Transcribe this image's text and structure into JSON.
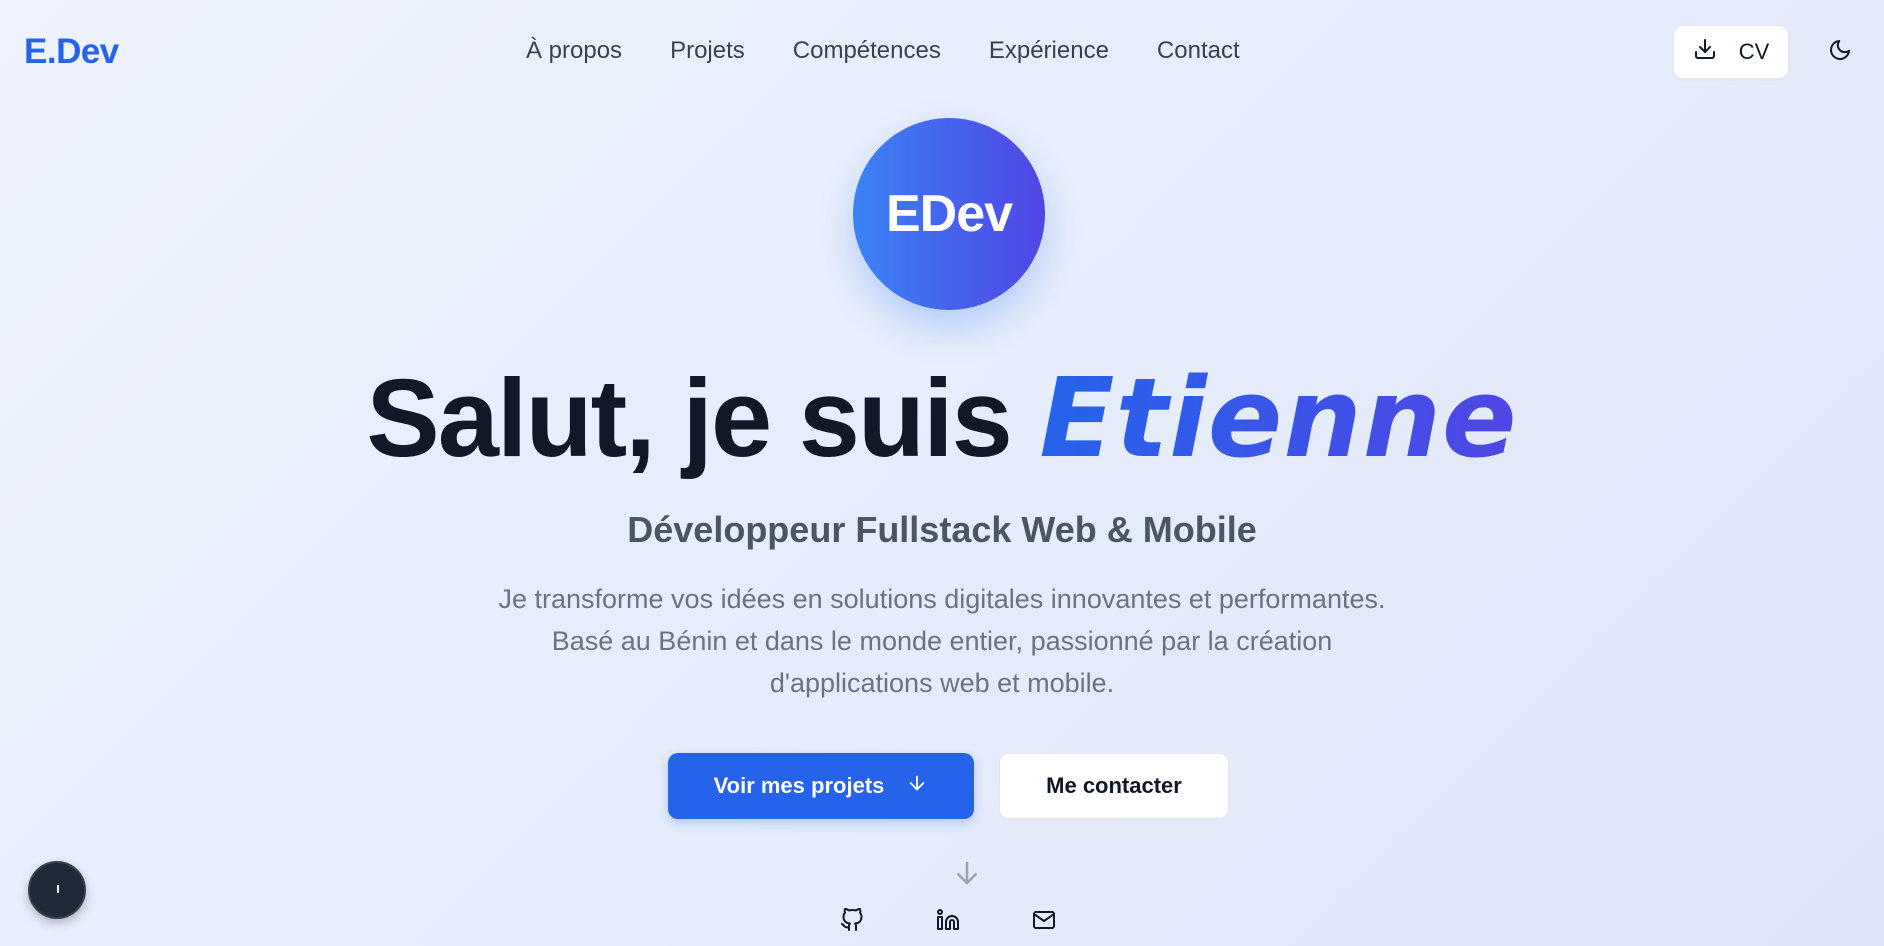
{
  "header": {
    "logo": "E.Dev",
    "nav": [
      "À propos",
      "Projets",
      "Compétences",
      "Expérience",
      "Contact"
    ],
    "cv_label": "CV",
    "cv_icon": "download-icon",
    "theme_icon": "moon-icon"
  },
  "hero": {
    "avatar_text": "EDev",
    "greeting": "Salut, je suis ",
    "name": "Etienne",
    "subtitle": "Développeur Fullstack Web & Mobile",
    "description_lines": [
      "Je transforme vos idées en solutions digitales innovantes et performantes.",
      "Basé au Bénin et dans le monde entier, passionné par la création",
      "d'applications web et mobile."
    ],
    "primary_button": "Voir mes projets",
    "secondary_button": "Me contacter",
    "scroll_icon": "arrow-down-icon",
    "socials": [
      "github-icon",
      "linkedin-icon",
      "mail-icon"
    ]
  },
  "colors": {
    "accent": "#2563eb",
    "accent_end": "#4f46e5",
    "text_dark": "#111827",
    "text_muted": "#6b7280"
  }
}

§ **Your task**:
Without the pictures, write out all of the material exactly.

§ **Result below**:
Transcribe this image's text and structure into JSON.
{
  "header": {
    "logo": "E.Dev",
    "nav": [
      "À propos",
      "Projets",
      "Compétences",
      "Expérience",
      "Contact"
    ],
    "cv_label": "CV",
    "cv_icon": "download-icon",
    "theme_icon": "moon-icon"
  },
  "hero": {
    "avatar_text": "EDev",
    "greeting": "Salut, je suis ",
    "name": "Etienne",
    "subtitle": "Développeur Fullstack Web & Mobile",
    "description_lines": [
      "Je transforme vos idées en solutions digitales innovantes et performantes.",
      "Basé au Bénin et dans le monde entier, passionné par la création",
      "d'applications web et mobile."
    ],
    "primary_button": "Voir mes projets",
    "secondary_button": "Me contacter",
    "scroll_icon": "arrow-down-icon",
    "socials": [
      "github-icon",
      "linkedin-icon",
      "mail-icon"
    ]
  },
  "colors": {
    "accent": "#2563eb",
    "accent_end": "#4f46e5",
    "text_dark": "#111827",
    "text_muted": "#6b7280"
  }
}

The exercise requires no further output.